# Exercise task 1
Rewrite the records from the start through the line containing "clip[interactable] <box>650 456 668 466</box>", changing "32.5%" to "50%" and leaving everything else as it is.

___ Source text

British journalist Dom Phillips, right, and a Yanomami Indigenous man in Maloca Papiu village, Roraima state, Brazil, November 2019. Photo / AP

The Javari Valley in the Amazon rainforest is one of the most isolated places on the planet. It is a densely forested Indigenous reserve the size of Maine where there are virtually no roads, trips can take a week by boat and at least 19 Indigenous groups are believed to still live without outside contact.

The reserve is also plagued by illegal fishing, hunting and mining, a problem exacerbated by government budget cuts under President Jair Bolsonaro. Now local Indigenous people have started formally patrolling the forest and rivers themselves, and the men who exploit the land for a living have responded with increasingly dire threats.

______
___ Dataset extract

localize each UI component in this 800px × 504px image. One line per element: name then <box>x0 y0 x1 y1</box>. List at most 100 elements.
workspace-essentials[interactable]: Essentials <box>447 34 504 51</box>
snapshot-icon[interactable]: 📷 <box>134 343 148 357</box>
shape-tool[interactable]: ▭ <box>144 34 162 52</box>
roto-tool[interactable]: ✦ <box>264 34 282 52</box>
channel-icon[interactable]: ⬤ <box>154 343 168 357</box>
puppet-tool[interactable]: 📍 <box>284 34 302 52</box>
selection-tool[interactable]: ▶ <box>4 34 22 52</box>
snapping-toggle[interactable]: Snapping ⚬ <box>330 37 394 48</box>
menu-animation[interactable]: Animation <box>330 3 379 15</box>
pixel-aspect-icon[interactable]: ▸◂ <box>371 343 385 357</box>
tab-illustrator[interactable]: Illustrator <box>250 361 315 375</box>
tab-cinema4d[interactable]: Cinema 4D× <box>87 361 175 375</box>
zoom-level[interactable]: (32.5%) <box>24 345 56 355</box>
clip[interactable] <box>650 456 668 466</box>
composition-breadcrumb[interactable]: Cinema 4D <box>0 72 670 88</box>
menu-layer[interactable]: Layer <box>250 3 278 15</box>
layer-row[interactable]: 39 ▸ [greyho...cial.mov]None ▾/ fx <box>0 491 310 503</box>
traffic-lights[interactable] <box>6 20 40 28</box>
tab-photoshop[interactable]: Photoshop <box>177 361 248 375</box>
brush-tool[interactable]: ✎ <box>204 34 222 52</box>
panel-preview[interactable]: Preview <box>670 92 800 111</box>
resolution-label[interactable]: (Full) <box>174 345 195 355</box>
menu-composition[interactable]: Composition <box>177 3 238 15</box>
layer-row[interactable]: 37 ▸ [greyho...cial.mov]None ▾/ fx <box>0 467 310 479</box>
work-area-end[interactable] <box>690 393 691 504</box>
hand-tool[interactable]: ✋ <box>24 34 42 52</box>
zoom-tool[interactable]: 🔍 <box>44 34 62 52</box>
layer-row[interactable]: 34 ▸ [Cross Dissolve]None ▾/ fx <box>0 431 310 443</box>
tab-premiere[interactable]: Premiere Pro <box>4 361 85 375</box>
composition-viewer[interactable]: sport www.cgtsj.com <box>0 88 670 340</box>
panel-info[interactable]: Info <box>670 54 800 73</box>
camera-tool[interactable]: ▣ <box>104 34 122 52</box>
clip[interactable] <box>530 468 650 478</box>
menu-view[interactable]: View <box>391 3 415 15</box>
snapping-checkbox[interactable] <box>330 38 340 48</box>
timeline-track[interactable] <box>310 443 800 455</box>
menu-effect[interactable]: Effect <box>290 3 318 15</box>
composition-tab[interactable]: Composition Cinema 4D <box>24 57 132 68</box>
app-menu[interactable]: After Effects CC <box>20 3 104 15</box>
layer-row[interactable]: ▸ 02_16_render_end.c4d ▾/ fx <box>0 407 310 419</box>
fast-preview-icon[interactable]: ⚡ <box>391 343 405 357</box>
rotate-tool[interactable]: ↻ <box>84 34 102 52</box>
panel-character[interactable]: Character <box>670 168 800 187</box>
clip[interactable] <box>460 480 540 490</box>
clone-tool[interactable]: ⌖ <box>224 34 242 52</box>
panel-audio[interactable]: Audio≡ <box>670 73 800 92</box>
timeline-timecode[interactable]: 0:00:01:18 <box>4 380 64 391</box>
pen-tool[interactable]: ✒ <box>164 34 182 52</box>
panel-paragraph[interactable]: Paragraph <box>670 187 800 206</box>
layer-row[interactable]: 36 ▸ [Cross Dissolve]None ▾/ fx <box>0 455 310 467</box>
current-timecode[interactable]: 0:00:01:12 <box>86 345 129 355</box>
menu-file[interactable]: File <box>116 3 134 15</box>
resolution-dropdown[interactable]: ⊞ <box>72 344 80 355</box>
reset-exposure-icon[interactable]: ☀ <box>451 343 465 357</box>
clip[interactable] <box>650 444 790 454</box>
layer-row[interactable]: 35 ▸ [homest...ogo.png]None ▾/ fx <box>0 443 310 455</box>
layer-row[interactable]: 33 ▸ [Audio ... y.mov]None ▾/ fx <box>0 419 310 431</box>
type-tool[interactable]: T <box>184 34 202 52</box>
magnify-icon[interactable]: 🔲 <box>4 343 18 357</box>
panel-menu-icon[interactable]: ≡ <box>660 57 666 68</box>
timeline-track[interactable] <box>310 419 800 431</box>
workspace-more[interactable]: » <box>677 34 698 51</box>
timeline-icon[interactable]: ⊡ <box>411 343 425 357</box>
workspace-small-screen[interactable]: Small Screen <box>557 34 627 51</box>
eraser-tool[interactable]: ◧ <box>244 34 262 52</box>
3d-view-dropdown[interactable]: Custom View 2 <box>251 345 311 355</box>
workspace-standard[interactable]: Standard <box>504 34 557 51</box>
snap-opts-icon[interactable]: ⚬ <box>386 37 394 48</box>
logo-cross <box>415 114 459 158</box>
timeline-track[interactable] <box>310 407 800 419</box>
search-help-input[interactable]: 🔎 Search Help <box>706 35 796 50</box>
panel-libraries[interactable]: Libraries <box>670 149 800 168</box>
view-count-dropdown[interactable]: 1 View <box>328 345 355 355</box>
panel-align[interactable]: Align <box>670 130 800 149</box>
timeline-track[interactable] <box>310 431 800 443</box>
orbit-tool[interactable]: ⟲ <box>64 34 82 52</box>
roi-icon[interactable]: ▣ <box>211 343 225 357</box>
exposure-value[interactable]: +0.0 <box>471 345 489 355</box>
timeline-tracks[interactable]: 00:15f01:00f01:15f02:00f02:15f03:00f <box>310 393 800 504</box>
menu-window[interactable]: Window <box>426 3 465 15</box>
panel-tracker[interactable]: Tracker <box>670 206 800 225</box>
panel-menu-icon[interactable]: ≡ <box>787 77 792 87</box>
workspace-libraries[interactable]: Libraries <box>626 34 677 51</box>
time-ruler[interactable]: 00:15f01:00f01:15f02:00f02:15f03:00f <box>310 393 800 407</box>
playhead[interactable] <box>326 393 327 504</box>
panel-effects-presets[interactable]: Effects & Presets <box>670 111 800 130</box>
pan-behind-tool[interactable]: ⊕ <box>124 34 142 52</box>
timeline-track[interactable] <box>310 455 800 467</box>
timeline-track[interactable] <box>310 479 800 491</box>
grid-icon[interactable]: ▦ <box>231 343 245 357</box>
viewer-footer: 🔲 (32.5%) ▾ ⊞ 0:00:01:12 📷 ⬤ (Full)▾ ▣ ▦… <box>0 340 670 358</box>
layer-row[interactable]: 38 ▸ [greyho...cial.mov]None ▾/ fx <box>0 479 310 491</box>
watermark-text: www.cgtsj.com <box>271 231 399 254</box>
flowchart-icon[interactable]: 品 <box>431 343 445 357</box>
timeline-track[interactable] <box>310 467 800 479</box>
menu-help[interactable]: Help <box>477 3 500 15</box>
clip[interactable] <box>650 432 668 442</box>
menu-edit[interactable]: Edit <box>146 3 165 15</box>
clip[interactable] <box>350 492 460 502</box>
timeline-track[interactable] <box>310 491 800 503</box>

______

# Exercise task 2
According to the passage on the Javari Valley, how many Indigenous groups are believed to still live there without outside contact?

# Task solution 1
localize each UI component in this 800px × 504px image. One line per element: name then <box>x0 y0 x1 y1</box>. List at most 100 elements.
workspace-essentials[interactable]: Essentials <box>447 34 504 51</box>
snapshot-icon[interactable]: 📷 <box>134 343 148 357</box>
shape-tool[interactable]: ▭ <box>144 34 162 52</box>
roto-tool[interactable]: ✦ <box>264 34 282 52</box>
channel-icon[interactable]: ⬤ <box>154 343 168 357</box>
puppet-tool[interactable]: 📍 <box>284 34 302 52</box>
selection-tool[interactable]: ▶ <box>4 34 22 52</box>
snapping-toggle[interactable]: Snapping ⚬ <box>330 37 394 48</box>
menu-animation[interactable]: Animation <box>330 3 379 15</box>
pixel-aspect-icon[interactable]: ▸◂ <box>371 343 385 357</box>
tab-illustrator[interactable]: Illustrator <box>250 361 315 375</box>
tab-cinema4d[interactable]: Cinema 4D× <box>87 361 175 375</box>
zoom-level[interactable]: (50%) <box>24 345 56 355</box>
clip[interactable] <box>650 456 668 466</box>

# Task solution 2
At least 19.